:: Given data ::
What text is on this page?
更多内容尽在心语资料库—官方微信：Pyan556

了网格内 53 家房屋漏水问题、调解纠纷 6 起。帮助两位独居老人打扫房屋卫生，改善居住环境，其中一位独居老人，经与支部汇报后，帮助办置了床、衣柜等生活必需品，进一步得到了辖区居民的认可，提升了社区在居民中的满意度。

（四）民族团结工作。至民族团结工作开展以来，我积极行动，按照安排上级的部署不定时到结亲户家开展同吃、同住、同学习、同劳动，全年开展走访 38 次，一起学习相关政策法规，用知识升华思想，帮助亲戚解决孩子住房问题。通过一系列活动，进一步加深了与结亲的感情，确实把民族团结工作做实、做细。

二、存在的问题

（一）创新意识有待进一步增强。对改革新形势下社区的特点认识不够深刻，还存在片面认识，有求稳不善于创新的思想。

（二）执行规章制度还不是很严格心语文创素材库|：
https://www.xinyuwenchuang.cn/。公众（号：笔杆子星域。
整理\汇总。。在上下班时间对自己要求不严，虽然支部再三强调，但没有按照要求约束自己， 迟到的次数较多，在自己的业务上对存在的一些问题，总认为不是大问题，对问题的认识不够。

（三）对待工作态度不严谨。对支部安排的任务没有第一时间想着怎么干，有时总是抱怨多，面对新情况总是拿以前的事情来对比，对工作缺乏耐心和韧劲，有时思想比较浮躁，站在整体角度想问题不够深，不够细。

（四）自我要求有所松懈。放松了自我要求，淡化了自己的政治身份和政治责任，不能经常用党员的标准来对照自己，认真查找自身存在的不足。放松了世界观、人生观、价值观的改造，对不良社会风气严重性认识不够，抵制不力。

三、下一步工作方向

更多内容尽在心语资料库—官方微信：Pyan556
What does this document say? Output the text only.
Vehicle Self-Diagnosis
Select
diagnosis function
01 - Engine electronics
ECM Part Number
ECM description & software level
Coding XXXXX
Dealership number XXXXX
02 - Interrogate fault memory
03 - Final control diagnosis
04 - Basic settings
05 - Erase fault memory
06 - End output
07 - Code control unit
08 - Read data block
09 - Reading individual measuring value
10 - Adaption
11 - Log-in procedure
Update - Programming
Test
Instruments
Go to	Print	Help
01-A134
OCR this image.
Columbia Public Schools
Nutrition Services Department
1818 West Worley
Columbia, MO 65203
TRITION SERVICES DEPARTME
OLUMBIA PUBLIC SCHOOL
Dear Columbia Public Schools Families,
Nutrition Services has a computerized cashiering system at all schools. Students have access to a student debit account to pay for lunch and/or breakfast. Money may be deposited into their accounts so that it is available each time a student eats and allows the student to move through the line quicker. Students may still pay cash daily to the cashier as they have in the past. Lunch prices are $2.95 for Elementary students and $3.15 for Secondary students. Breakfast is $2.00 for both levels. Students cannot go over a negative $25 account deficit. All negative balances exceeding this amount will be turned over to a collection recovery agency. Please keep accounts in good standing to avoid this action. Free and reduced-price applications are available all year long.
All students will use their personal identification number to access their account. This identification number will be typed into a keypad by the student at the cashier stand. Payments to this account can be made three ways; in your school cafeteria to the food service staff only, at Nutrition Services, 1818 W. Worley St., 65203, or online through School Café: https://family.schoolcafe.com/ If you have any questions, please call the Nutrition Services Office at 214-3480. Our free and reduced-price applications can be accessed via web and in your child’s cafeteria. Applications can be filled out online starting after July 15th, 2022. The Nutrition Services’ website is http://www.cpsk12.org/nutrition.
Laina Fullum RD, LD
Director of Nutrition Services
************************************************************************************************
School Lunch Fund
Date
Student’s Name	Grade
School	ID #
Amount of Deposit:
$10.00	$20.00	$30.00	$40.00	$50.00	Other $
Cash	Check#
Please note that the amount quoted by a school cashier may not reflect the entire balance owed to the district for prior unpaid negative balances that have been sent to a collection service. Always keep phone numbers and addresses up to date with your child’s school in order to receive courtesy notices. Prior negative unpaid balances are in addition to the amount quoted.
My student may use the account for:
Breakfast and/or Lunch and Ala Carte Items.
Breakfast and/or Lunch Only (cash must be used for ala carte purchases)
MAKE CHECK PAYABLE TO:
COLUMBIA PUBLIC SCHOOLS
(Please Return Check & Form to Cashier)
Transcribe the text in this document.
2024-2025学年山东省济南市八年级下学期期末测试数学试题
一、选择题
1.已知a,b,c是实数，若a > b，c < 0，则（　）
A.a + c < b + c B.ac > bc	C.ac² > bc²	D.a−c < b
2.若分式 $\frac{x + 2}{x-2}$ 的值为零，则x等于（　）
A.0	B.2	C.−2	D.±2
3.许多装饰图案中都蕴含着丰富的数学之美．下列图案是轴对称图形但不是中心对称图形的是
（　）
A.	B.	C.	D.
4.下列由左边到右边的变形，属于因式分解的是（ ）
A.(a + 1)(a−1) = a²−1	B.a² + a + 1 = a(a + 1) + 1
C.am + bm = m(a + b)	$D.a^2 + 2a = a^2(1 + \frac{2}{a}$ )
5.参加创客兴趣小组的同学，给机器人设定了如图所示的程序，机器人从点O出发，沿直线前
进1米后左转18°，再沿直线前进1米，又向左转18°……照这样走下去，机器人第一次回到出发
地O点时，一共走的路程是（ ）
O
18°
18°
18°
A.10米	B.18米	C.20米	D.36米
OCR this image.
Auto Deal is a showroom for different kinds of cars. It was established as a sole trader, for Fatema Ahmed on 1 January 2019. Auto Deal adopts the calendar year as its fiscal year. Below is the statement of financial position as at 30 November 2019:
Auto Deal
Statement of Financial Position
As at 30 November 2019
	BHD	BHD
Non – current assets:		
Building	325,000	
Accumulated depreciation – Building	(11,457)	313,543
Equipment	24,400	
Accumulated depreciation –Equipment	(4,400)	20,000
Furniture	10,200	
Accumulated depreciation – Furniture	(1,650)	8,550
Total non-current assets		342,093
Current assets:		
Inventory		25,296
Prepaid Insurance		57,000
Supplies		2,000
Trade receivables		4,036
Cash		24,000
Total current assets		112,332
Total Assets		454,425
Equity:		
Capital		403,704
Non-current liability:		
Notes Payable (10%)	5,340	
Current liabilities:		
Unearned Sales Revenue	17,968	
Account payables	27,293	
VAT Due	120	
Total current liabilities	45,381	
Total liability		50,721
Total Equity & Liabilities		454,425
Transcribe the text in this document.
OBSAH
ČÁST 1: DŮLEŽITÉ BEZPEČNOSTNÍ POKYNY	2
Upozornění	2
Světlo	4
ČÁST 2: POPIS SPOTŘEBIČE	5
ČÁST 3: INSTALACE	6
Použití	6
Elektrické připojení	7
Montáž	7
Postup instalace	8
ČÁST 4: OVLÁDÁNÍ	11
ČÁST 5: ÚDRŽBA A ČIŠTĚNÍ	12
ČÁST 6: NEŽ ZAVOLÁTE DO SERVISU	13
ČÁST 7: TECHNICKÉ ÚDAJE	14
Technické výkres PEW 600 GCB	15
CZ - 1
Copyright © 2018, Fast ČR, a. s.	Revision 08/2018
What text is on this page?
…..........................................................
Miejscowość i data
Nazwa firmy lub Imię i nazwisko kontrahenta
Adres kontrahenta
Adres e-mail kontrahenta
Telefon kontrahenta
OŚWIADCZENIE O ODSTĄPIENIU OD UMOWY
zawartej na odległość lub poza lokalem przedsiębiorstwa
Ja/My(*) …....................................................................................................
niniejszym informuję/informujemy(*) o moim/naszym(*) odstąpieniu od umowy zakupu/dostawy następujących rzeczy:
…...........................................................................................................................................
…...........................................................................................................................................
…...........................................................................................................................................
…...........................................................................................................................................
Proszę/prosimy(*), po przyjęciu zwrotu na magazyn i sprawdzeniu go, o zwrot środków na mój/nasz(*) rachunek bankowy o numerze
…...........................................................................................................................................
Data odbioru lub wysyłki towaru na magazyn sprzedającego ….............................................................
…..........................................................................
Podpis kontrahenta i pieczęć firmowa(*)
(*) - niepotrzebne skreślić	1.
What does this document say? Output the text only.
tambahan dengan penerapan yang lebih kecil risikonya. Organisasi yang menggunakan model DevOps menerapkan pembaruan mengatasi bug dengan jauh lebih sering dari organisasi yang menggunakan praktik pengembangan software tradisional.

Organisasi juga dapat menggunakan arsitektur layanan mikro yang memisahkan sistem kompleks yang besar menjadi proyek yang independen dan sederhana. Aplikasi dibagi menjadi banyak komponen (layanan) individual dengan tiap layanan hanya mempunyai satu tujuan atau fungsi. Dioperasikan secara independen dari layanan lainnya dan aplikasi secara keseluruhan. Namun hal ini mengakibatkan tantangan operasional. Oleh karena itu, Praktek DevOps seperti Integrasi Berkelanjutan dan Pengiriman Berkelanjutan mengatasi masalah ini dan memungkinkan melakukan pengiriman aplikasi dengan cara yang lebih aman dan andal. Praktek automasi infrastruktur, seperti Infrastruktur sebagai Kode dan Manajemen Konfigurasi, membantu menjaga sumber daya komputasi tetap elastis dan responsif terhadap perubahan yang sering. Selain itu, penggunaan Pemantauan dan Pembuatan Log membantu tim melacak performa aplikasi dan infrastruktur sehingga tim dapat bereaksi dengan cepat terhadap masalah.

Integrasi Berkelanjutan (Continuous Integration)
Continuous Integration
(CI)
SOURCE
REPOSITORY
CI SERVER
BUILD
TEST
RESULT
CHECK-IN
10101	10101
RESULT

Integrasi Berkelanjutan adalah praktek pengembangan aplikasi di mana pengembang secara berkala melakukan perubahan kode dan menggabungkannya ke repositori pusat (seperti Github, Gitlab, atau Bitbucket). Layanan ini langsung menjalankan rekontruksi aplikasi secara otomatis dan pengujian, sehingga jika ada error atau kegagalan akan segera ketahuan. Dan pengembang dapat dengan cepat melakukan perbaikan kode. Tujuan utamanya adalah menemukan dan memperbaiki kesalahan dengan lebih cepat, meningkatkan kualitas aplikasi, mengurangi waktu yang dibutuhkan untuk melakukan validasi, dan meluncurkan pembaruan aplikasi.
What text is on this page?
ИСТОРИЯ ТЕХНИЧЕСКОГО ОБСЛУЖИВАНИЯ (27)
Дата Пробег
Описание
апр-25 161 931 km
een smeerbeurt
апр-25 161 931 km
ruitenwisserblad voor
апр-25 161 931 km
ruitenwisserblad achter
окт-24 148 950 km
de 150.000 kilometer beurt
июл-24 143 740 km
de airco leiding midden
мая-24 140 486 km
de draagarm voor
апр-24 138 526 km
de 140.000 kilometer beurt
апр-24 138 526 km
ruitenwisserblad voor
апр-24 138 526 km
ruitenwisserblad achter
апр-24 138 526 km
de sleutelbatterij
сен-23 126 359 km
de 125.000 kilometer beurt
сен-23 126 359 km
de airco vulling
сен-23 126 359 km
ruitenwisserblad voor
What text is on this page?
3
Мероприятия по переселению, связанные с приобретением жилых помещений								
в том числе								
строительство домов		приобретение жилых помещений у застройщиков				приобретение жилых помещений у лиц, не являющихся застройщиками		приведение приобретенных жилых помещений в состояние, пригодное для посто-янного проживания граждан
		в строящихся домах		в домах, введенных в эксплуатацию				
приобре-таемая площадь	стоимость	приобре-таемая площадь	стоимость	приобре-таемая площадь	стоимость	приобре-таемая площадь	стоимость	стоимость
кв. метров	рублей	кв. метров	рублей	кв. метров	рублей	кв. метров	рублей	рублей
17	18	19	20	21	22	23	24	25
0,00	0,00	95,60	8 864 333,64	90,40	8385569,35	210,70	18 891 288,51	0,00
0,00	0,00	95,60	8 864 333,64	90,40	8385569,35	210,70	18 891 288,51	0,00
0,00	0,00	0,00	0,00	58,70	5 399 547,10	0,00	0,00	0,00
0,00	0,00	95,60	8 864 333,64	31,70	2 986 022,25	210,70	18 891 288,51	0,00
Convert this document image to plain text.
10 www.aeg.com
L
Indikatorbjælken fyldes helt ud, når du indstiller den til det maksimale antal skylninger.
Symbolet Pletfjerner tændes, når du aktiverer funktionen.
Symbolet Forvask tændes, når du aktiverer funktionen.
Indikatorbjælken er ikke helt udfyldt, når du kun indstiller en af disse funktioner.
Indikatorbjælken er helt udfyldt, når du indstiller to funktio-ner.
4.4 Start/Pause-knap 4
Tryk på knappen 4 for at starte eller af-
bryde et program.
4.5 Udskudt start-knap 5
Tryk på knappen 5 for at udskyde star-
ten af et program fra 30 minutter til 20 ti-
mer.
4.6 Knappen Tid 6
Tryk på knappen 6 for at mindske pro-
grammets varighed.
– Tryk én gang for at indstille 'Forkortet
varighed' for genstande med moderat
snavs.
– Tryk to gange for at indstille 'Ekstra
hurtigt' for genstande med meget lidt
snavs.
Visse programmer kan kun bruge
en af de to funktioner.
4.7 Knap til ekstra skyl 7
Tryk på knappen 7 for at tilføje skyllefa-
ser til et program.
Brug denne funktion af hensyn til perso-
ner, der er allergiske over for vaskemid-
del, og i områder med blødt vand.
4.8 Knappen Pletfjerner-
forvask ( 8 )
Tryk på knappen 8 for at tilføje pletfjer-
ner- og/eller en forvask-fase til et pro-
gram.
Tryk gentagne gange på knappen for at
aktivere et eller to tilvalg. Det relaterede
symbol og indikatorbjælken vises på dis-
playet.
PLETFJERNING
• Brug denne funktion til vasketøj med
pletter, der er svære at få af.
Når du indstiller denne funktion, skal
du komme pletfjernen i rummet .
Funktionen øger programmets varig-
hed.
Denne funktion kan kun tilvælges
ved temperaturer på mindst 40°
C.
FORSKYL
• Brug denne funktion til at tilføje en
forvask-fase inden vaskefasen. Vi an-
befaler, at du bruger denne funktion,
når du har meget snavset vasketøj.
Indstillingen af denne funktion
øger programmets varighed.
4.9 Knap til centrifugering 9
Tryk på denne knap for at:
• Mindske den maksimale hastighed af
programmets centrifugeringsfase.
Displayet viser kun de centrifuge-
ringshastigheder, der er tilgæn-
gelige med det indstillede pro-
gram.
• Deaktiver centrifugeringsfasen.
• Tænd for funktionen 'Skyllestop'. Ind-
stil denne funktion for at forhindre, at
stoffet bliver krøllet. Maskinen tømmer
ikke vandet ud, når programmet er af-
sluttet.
:::
Go through the listing above and pull out each line containing the word "Furniture".

Solution to this task
Furniture	10,200	
Accumulated depreciation – Furniture	(1,650)	8,550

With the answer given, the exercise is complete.